GOAL: Reproduce every entry below precisely; do not include the pictures.

+++ DATA RECORDS +++

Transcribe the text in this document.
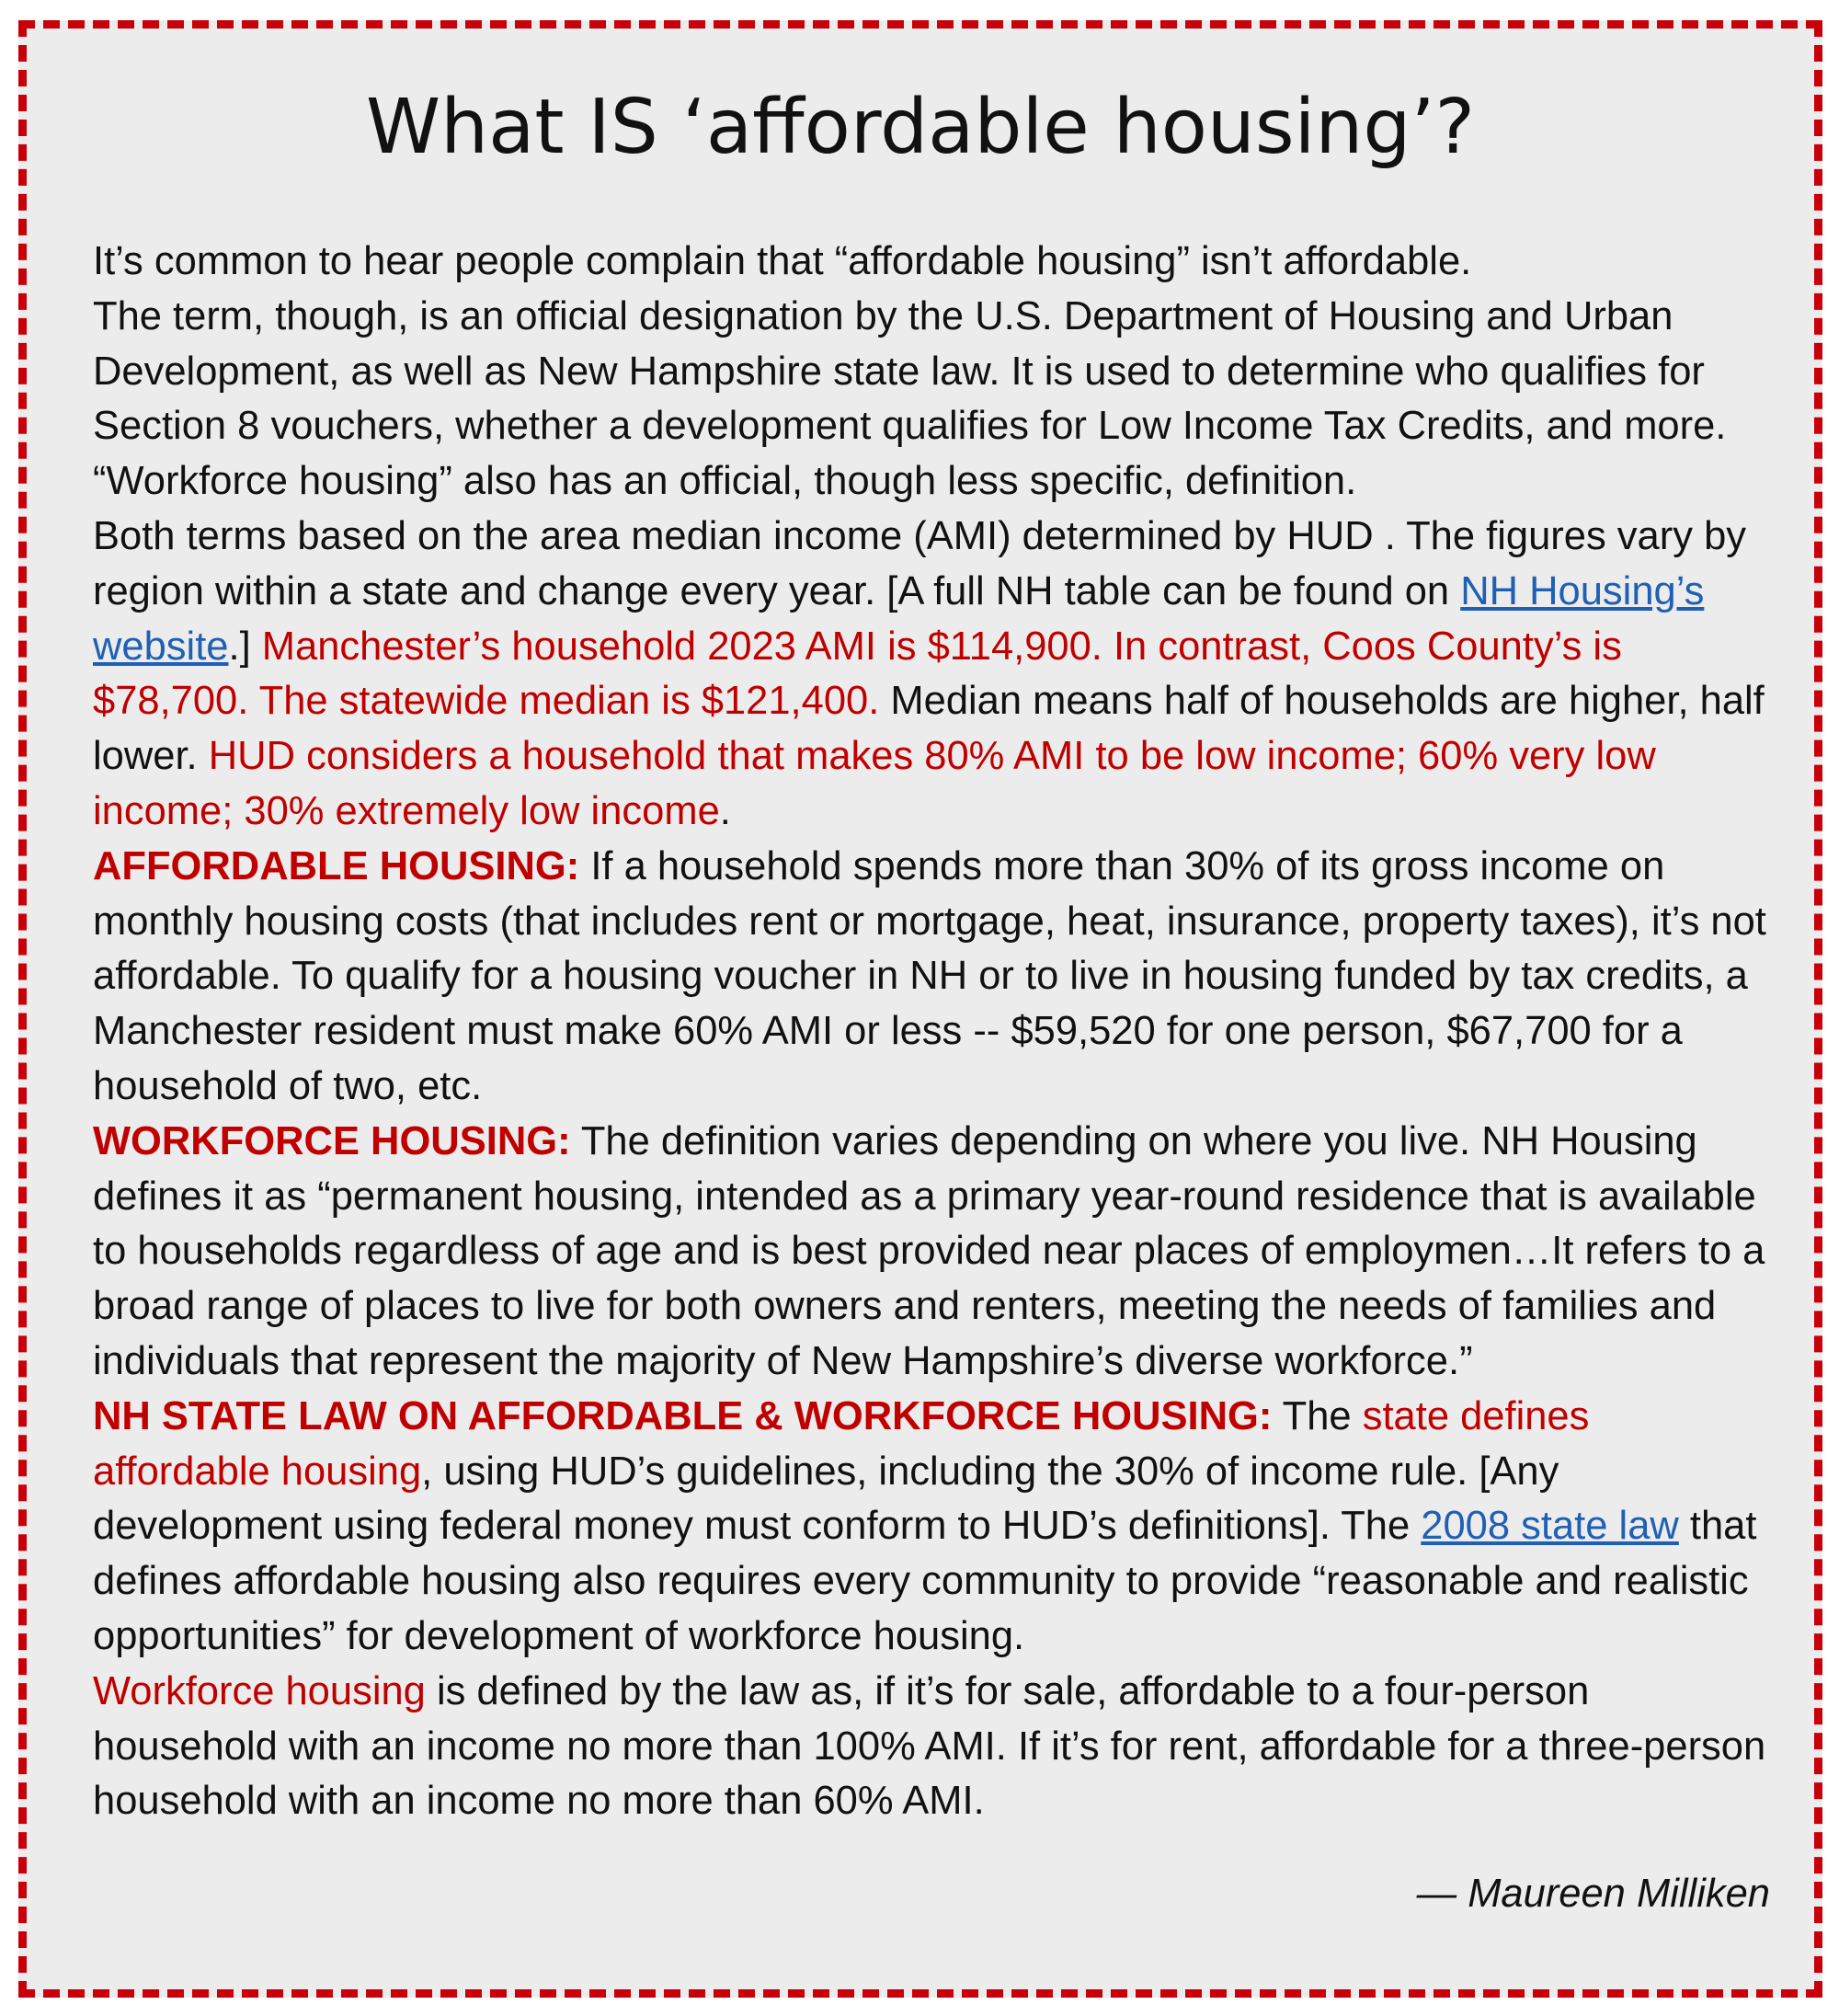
What IS ‘affordable housing’?

It’s common to hear people complain that “affordable housing” isn’t affordable.

The term, though, is an official designation by the U.S. Department of Housing and Urban Development, as well as New Hampshire state law. It is used to determine who qualifies for Section 8 vouchers, whether a development qualifies for Low Income Tax Credits, and more. “Workforce housing” also has an official, though less specific, definition.

Both terms based on the area median income (AMI) determined by HUD . The figures vary by region within a state and change every year. [A full NH table can be found on NH Housing’s website.] Manchester’s household 2023 AMI is $114,900. In contrast, Coos County’s is $78,700. The statewide median is $121,400. Median means half of households are higher, half lower. HUD considers a household that makes 80% AMI to be low income; 60% very low income; 30% extremely low income.

AFFORDABLE HOUSING: If a household spends more than 30% of its gross income on monthly housing costs (that includes rent or mortgage, heat, insurance, property taxes), it’s not affordable. To qualify for a housing voucher in NH or to live in housing funded by tax credits, a Manchester resident must make 60% AMI or less -- $59,520 for one person, $67,700 for a household of two, etc.

WORKFORCE HOUSING: The definition varies depending on where you live. NH Housing defines it as “permanent housing, intended as a primary year-round residence that is available to households regardless of age and is best provided near places of employmen…It refers to a broad range of places to live for both owners and renters, meeting the needs of families and individuals that represent the majority of New Hampshire’s diverse workforce.”

NH STATE LAW ON AFFORDABLE & WORKFORCE HOUSING: The state defines affordable housing, using HUD’s guidelines, including the 30% of income rule. [Any development using federal money must conform to HUD’s definitions]. The 2008 state law that defines affordable housing also requires every community to provide “reasonable and realistic opportunities” for development of workforce housing.

Workforce housing is defined by the law as, if it’s for sale, affordable to a four-person household with an income no more than 100% AMI. If it’s for rent, affordable for a three-person household with an income no more than 60% AMI.

— Maureen Milliken
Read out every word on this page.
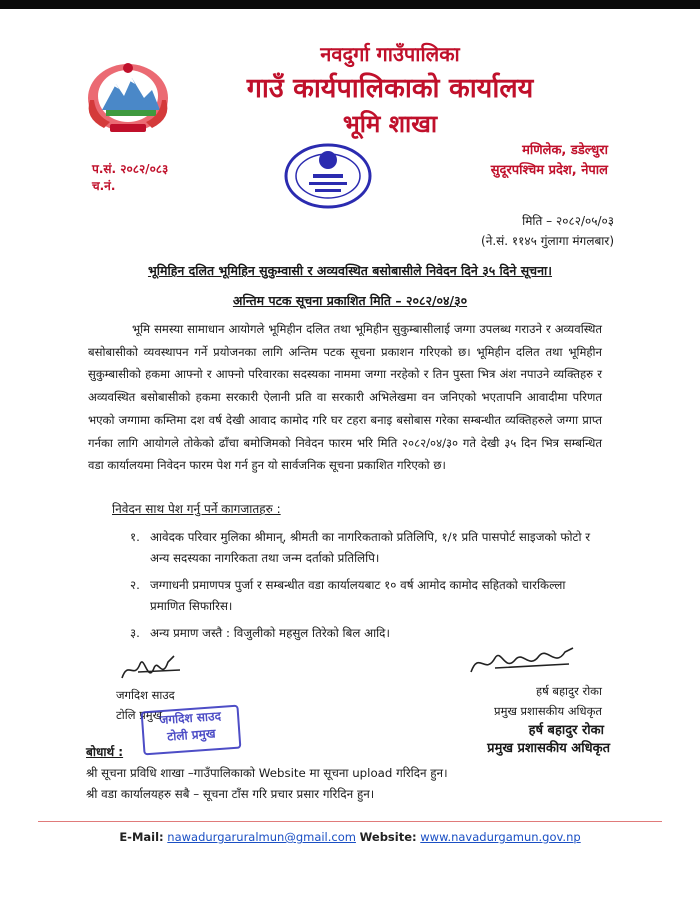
नवदुर्गा गाउँपालिका
गाउँ कार्यपालिकाको कार्यालय
भूमि शाखा
मणिलेक, डडेल्धुरा
सुदूरपश्चिम प्रदेश, नेपाल
प.सं. २०८२/०८३
च.नं.
मिति – २०८२/०५/०३
(ने.सं. ११४५ गुंलागा मंगलबार)
भूमिहिन दलित भूमिहिन सुकुम्वासी र अव्यवस्थित बसोबासीले निवेदन दिने ३५ दिने सूचना।
अन्तिम पटक सूचना प्रकाशित मिति – २०८२/०४/३०
भूमि समस्या सामाधान आयोगले भूमिहीन दलित तथा भूमिहीन सुकुम्बासीलाई जग्गा उपलब्ध गराउने र अव्यवस्थित बसोबासीको व्यवस्थापन गर्ने प्रयोजनका लागि अन्तिम पटक सूचना प्रकाशन गरिएको छ। भूमिहीन दलित तथा भूमिहीन सुकुम्बासीको हकमा आफ्नो र आफ्नो परिवारका सदस्यका नाममा जग्गा नरहेको र तिन पुस्ता भित्र अंश नपाउने व्यक्तिहरु र अव्यवस्थित बसोबासीको हकमा सरकारी ऐलानी प्रति वा सरकारी अभिलेखमा वन जनिएको भएतापनि आवादीमा परिणत भएको जग्गामा कम्तिमा दश वर्ष देखी आवाद कामोद गरि घर टहरा बनाइ बसोबास गरेका सम्बन्धीत व्यक्तिहरुले जग्गा प्राप्त गर्नका लागि आयोगले तोकेको ढाँचा बमोजिमको निवेदन फारम भरि मिति २०८२/०४/३० गते देखी ३५ दिन भित्र सम्बन्धित वडा कार्यालयमा निवेदन फारम पेश गर्न हुन यो सार्वजनिक सूचना प्रकाशित गरिएको छ।
निवेदन साथ पेश गर्नु पर्ने कागजातहरु :
१. आवेदक परिवार मुलिका श्रीमान्, श्रीमती का नागरिकताको प्रतिलिपि, १/१ प्रति पासपोर्ट साइजको फोटो र अन्य सदस्यका नागरिकता तथा जन्म दर्ताको प्रतिलिपि।
२. जग्गाधनी प्रमाणपत्र पुर्जा र सम्बन्धीत वडा कार्यालयबाट १० वर्ष आमोद कामोद सहितको चारकिल्ला प्रमाणित सिफारिस।
३. अन्य प्रमाण जस्तै : विजुलीको महसुल तिरेको बिल आदि।
जगदिश साउद
टोलि प्रमुख
जगदिश साउद
टोली प्रमुख
हर्ष बहादुर रोका
प्रमुख प्रशासकीय अधिकृत
हर्ष बहादुर रोका
प्रमुख प्रशासकीय अधिकृत
बोधार्थ :
श्री सूचना प्रविधि शाखा –गाउँपालिकाको Website मा सूचना upload गरिदिन हुन।
श्री वडा कार्यालयहरु सबै – सूचना टाँस गरि प्रचार प्रसार गरिदिन हुन।
E-Mail: nawadurgaruralmun@gmail.com Website: www.navadurgamun.gov.np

+++

REPLY:
Transcribe the text in this document.
What IS ‘affordable housing’?

It’s common to hear people complain that “affordable housing” isn’t affordable.

The term, though, is an official designation by the U.S. Department of Housing and Urban Development, as well as New Hampshire state law. It is used to determine who qualifies for Section 8 vouchers, whether a development qualifies for Low Income Tax Credits, and more. “Workforce housing” also has an official, though less specific, definition.

Both terms based on the area median income (AMI) determined by HUD . The figures vary by region within a state and change every year. [A full NH table can be found on NH Housing’s website.] Manchester’s household 2023 AMI is $114,900. In contrast, Coos County’s is $78,700. The statewide median is $121,400. Median means half of households are higher, half lower. HUD considers a household that makes 80% AMI to be low income; 60% very low income; 30% extremely low income.

AFFORDABLE HOUSING: If a household spends more than 30% of its gross income on monthly housing costs (that includes rent or mortgage, heat, insurance, property taxes), it’s not affordable. To qualify for a housing voucher in NH or to live in housing funded by tax credits, a Manchester resident must make 60% AMI or less -- $59,520 for one person, $67,700 for a household of two, etc.

WORKFORCE HOUSING: The definition varies depending on where you live. NH Housing defines it as “permanent housing, intended as a primary year-round residence that is available to households regardless of age and is best provided near places of employmen…It refers to a broad range of places to live for both owners and renters, meeting the needs of families and individuals that represent the majority of New Hampshire’s diverse workforce.”

NH STATE LAW ON AFFORDABLE & WORKFORCE HOUSING: The state defines affordable housing, using HUD’s guidelines, including the 30% of income rule. [Any development using federal money must conform to HUD’s definitions]. The 2008 state law that defines affordable housing also requires every community to provide “reasonable and realistic opportunities” for development of workforce housing.

Workforce housing is defined by the law as, if it’s for sale, affordable to a four-person household with an income no more than 100% AMI. If it’s for rent, affordable for a three-person household with an income no more than 60% AMI.

— Maureen Milliken
Read out every word on this page.
नवदुर्गा गाउँपालिका
गाउँ कार्यपालिकाको कार्यालय
भूमि शाखा
मणिलेक, डडेल्धुरा
सुदूरपश्चिम प्रदेश, नेपाल
प.सं. २०८२/०८३
च.नं.
मिति – २०८२/०५/०३
(ने.सं. ११४५ गुंलागा मंगलबार)
भूमिहिन दलित भूमिहिन सुकुम्वासी र अव्यवस्थित बसोबासीले निवेदन दिने ३५ दिने सूचना।
अन्तिम पटक सूचना प्रकाशित मिति – २०८२/०४/३०
भूमि समस्या सामाधान आयोगले भूमिहीन दलित तथा भूमिहीन सुकुम्बासीलाई जग्गा उपलब्ध गराउने र अव्यवस्थित बसोबासीको व्यवस्थापन गर्ने प्रयोजनका लागि अन्तिम पटक सूचना प्रकाशन गरिएको छ। भूमिहीन दलित तथा भूमिहीन सुकुम्बासीको हकमा आफ्नो र आफ्नो परिवारका सदस्यका नाममा जग्गा नरहेको र तिन पुस्ता भित्र अंश नपाउने व्यक्तिहरु र अव्यवस्थित बसोबासीको हकमा सरकारी ऐलानी प्रति वा सरकारी अभिलेखमा वन जनिएको भएतापनि आवादीमा परिणत भएको जग्गामा कम्तिमा दश वर्ष देखी आवाद कामोद गरि घर टहरा बनाइ बसोबास गरेका सम्बन्धीत व्यक्तिहरुले जग्गा प्राप्त गर्नका लागि आयोगले तोकेको ढाँचा बमोजिमको निवेदन फारम भरि मिति २०८२/०४/३० गते देखी ३५ दिन भित्र सम्बन्धित वडा कार्यालयमा निवेदन फारम पेश गर्न हुन यो सार्वजनिक सूचना प्रकाशित गरिएको छ।
निवेदन साथ पेश गर्नु पर्ने कागजातहरु :
१. आवेदक परिवार मुलिका श्रीमान्, श्रीमती का नागरिकताको प्रतिलिपि, १/१ प्रति पासपोर्ट साइजको फोटो र अन्य सदस्यका नागरिकता तथा जन्म दर्ताको प्रतिलिपि।
२. जग्गाधनी प्रमाणपत्र पुर्जा र सम्बन्धीत वडा कार्यालयबाट १० वर्ष आमोद कामोद सहितको चारकिल्ला प्रमाणित सिफारिस।
३. अन्य प्रमाण जस्तै : विजुलीको महसुल तिरेको बिल आदि।
जगदिश साउद
टोलि प्रमुख
जगदिश साउद
टोली प्रमुख
हर्ष बहादुर रोका
प्रमुख प्रशासकीय अधिकृत
हर्ष बहादुर रोका
प्रमुख प्रशासकीय अधिकृत
बोधार्थ :
श्री सूचना प्रविधि शाखा –गाउँपालिकाको Website मा सूचना upload गरिदिन हुन।
श्री वडा कार्यालयहरु सबै – सूचना टाँस गरि प्रचार प्रसार गरिदिन हुन।
E-Mail: nawadurgaruralmun@gmail.com Website: www.navadurgamun.gov.np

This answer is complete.